**What to do**
Pull each line containing "being" out of the data and copy it.

[Begin Entries supplied]

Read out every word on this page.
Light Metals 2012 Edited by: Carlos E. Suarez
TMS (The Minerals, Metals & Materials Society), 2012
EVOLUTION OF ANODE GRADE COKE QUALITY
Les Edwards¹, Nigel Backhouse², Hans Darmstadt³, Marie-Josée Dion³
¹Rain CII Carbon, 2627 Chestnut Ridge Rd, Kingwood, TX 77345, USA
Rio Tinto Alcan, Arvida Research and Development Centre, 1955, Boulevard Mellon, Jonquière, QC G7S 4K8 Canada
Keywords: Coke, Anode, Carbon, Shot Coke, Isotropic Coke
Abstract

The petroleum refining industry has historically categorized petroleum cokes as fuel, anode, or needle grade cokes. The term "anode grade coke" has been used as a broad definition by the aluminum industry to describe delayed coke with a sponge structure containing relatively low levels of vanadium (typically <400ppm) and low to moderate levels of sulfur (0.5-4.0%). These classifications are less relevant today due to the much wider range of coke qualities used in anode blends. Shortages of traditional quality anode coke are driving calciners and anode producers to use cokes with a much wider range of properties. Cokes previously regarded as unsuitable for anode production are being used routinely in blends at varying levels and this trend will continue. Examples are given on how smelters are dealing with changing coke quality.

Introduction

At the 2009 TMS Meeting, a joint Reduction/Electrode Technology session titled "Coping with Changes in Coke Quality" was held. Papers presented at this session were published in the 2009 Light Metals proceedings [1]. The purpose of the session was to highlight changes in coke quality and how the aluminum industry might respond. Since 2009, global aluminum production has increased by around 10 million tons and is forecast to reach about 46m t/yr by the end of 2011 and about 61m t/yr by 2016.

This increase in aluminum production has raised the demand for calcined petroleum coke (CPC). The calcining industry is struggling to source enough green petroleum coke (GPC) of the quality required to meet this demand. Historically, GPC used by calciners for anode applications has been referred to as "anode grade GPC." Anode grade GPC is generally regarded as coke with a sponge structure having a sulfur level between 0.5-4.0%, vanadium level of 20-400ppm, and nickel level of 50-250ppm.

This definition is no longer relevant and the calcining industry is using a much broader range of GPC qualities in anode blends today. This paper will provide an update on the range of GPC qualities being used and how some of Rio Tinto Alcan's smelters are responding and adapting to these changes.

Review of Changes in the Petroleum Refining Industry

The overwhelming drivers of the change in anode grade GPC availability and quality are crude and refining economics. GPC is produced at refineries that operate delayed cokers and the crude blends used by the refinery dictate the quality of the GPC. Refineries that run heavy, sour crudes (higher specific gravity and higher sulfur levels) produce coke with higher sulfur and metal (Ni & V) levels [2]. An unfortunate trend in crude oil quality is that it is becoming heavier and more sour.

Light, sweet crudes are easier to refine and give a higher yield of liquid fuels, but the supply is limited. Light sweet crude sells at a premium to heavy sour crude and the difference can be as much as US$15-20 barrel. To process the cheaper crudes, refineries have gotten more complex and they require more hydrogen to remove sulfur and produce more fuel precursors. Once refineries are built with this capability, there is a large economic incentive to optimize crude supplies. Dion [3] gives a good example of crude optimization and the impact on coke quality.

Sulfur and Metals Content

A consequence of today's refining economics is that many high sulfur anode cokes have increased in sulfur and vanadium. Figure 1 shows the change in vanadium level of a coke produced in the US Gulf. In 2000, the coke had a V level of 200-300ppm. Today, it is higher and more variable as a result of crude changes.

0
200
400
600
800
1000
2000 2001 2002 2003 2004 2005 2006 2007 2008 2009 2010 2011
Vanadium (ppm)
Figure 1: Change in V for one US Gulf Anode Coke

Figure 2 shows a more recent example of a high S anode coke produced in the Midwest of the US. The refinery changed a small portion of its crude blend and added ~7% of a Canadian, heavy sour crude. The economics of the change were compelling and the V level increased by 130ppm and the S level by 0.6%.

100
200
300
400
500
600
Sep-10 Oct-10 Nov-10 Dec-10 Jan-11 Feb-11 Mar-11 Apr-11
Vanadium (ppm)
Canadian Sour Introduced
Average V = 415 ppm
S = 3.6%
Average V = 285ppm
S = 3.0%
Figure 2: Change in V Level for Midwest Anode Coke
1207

[End Entries supplied]
[Begin Entries supplied]

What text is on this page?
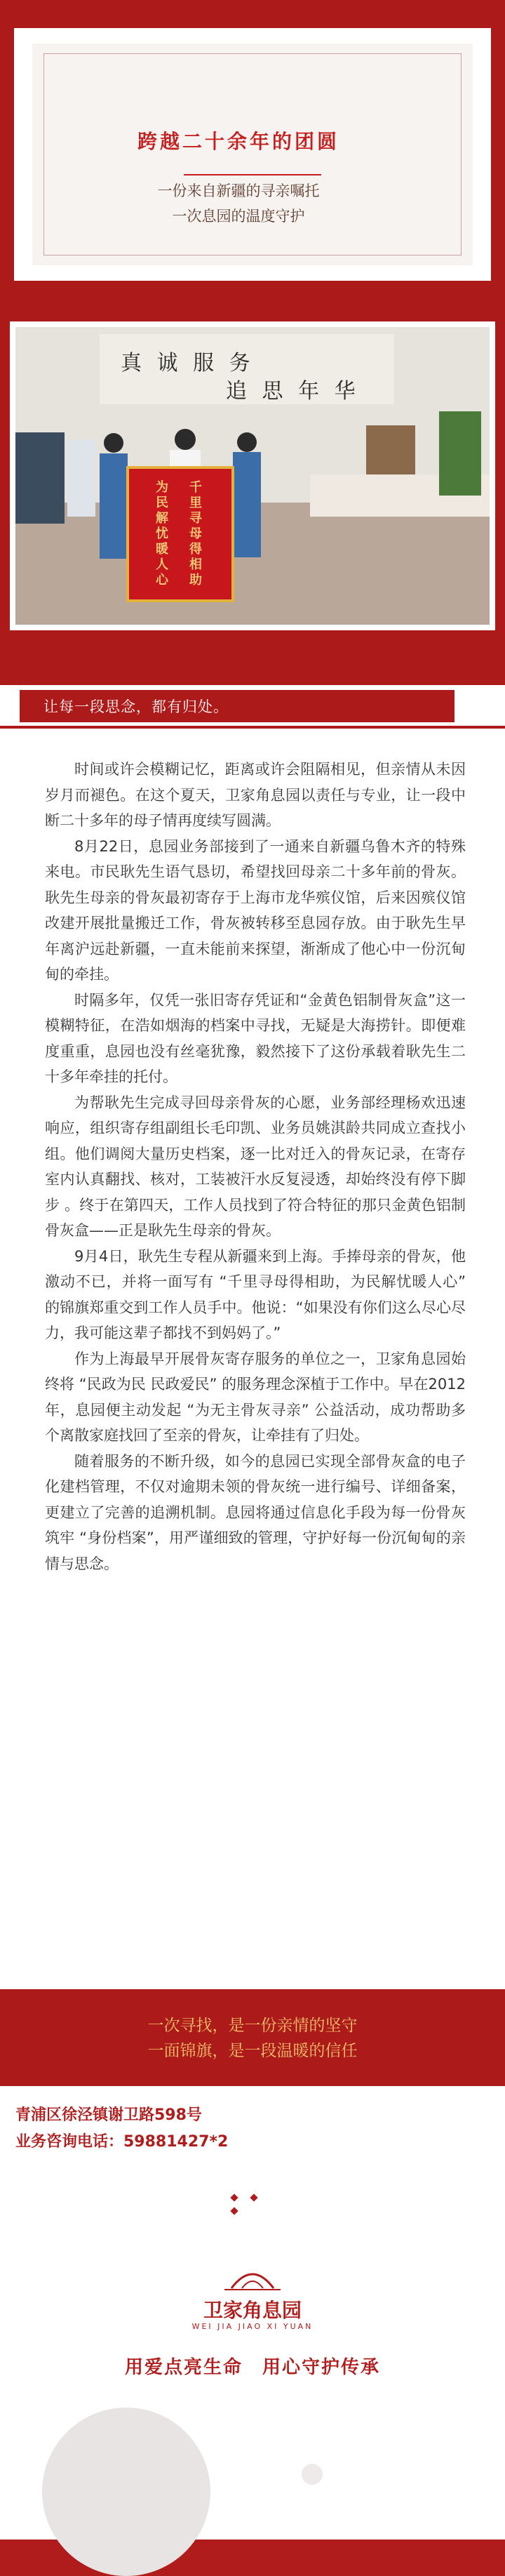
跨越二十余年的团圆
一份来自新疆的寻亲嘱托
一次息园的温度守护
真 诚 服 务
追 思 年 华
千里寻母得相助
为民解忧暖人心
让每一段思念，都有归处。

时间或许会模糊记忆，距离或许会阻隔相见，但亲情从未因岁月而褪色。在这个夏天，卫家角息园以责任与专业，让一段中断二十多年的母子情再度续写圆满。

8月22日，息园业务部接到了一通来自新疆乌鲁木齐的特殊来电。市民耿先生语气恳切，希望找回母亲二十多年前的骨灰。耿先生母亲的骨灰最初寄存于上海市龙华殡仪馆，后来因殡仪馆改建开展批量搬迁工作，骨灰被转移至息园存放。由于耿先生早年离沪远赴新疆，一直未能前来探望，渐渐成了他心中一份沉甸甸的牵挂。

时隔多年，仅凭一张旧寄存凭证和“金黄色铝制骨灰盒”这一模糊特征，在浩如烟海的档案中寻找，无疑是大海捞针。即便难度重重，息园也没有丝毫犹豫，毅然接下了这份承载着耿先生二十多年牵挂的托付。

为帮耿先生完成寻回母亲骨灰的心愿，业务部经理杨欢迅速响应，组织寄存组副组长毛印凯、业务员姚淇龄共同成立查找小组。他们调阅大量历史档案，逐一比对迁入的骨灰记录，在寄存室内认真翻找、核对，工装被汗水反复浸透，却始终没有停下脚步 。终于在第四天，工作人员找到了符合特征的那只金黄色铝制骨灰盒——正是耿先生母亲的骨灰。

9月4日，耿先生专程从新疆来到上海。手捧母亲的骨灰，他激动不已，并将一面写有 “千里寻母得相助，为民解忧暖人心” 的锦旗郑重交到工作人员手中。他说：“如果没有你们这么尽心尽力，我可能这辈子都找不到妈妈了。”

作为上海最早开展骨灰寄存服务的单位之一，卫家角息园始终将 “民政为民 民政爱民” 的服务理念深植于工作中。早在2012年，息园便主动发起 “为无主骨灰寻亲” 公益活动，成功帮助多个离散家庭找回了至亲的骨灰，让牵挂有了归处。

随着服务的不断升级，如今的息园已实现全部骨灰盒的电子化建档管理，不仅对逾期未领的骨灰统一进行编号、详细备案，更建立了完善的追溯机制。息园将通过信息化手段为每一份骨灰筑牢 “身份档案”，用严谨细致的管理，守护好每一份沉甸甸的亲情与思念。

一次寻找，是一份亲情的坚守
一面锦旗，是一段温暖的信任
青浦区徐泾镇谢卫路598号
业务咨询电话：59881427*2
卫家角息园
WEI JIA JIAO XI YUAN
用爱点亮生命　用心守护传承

[End Entries supplied]
[Begin Entries supplied]

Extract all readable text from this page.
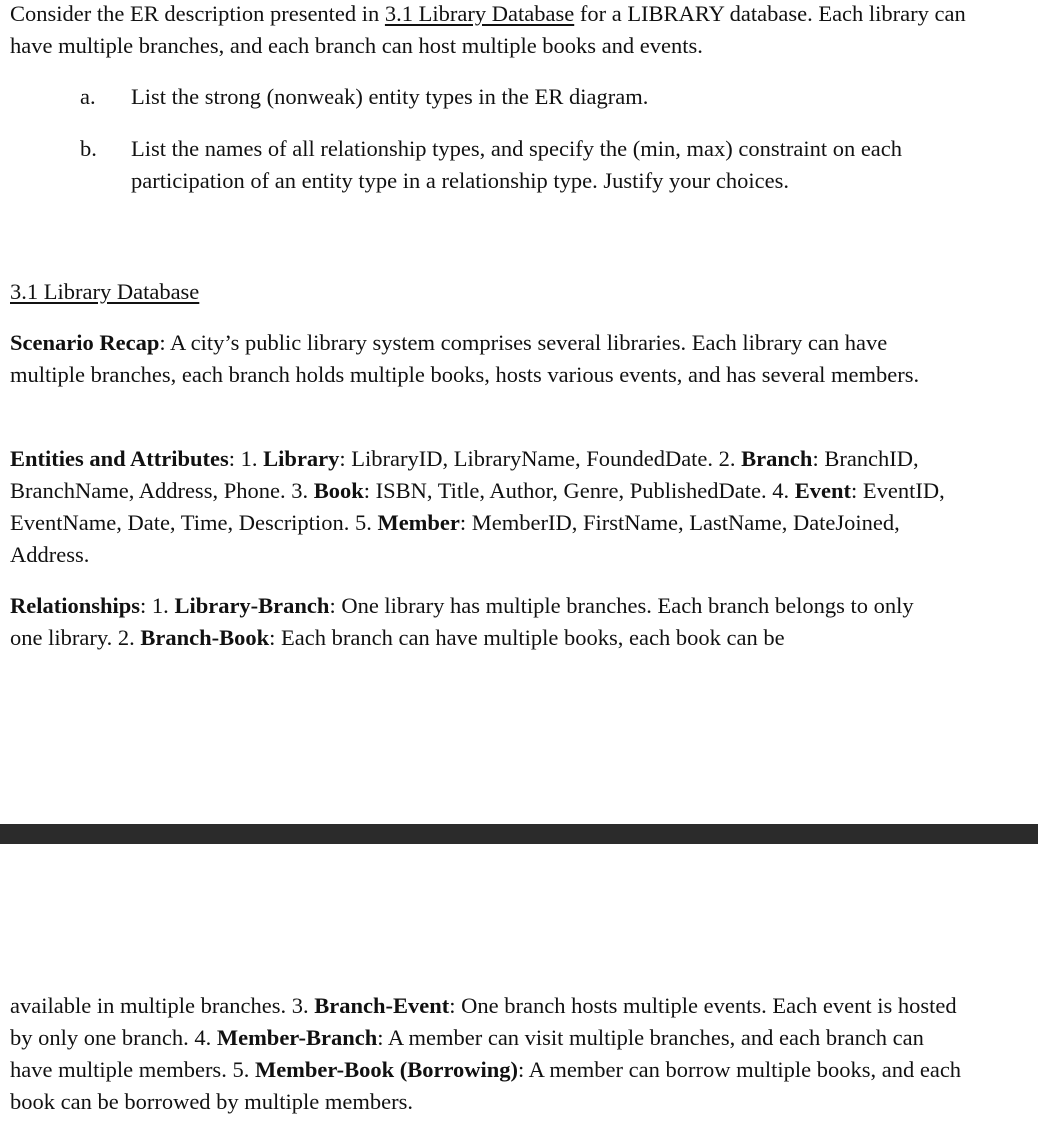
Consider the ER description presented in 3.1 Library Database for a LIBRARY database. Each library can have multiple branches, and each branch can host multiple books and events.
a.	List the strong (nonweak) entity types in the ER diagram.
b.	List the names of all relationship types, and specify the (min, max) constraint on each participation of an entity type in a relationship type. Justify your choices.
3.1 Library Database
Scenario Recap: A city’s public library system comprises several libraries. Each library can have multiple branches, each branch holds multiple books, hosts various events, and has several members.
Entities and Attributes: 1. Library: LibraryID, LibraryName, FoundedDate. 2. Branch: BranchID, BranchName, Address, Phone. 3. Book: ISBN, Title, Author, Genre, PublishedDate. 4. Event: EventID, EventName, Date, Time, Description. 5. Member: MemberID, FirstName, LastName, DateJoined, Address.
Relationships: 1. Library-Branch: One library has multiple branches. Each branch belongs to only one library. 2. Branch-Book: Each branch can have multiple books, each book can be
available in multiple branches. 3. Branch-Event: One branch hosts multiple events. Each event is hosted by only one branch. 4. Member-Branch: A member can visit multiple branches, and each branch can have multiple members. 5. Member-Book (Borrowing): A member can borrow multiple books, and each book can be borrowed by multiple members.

[End Entries supplied]

**Response below**
The petroleum refining industry has historically categorized petroleum cokes as fuel, anode, or needle grade cokes. The term "anode grade coke" has been used as a broad definition by the aluminum industry to describe delayed coke with a sponge structure containing relatively low levels of vanadium (typically <400ppm) and low to moderate levels of sulfur (0.5-4.0%). These classifications are less relevant today due to the much wider range of coke qualities used in anode blends. Shortages of traditional quality anode coke are driving calciners and anode producers to use cokes with a much wider range of properties. Cokes previously regarded as unsuitable for anode production are being used routinely in blends at varying levels and this trend will continue. Examples are given on how smelters are dealing with changing coke quality.
This definition is no longer relevant and the calcining industry is using a much broader range of GPC qualities in anode blends today. This paper will provide an update on the range of GPC qualities being used and how some of Rio Tinto Alcan's smelters are responding and adapting to these changes.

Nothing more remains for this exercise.